### Task:
Scan the lines below; pull out those with "Cuculotine".

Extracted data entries
════
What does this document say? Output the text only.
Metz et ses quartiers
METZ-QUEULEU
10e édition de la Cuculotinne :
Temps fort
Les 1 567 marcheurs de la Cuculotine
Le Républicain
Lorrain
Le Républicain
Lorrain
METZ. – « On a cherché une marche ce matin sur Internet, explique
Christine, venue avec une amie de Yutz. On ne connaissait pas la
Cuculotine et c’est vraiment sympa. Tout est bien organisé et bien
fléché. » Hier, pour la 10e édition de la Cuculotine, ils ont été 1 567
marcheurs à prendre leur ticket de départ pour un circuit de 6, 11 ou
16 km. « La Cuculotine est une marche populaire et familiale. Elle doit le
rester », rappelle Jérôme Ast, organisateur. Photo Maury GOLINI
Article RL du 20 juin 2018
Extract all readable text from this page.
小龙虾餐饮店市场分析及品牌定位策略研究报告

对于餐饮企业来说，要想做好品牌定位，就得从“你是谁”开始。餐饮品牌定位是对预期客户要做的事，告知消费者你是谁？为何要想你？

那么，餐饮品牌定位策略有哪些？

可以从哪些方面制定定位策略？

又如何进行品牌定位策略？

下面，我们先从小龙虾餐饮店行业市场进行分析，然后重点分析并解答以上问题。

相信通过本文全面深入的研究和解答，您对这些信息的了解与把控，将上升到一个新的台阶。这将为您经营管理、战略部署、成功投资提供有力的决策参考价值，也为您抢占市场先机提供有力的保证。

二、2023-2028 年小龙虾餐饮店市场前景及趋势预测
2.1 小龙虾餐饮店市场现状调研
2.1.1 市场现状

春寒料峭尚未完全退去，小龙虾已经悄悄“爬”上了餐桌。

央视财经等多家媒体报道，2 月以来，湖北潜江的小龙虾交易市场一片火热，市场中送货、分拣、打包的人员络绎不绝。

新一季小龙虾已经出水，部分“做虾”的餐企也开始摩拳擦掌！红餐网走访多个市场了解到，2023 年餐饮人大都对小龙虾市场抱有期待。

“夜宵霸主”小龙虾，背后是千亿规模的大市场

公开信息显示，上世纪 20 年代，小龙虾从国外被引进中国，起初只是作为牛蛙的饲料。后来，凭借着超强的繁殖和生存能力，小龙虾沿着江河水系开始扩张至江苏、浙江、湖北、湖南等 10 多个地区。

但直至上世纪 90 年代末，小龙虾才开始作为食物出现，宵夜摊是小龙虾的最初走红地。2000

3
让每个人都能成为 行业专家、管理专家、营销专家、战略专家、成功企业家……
════
### Solution for this exercise:
Les 1 567 marcheurs de la Cuculotine
Cuculotine et c’est vraiment sympa. Tout est bien organisé et bien
fléché. » Hier, pour la 10e édition de la Cuculotine, ils ont été 1 567
16 km. « La Cuculotine est une marche populaire et familiale. Elle doit le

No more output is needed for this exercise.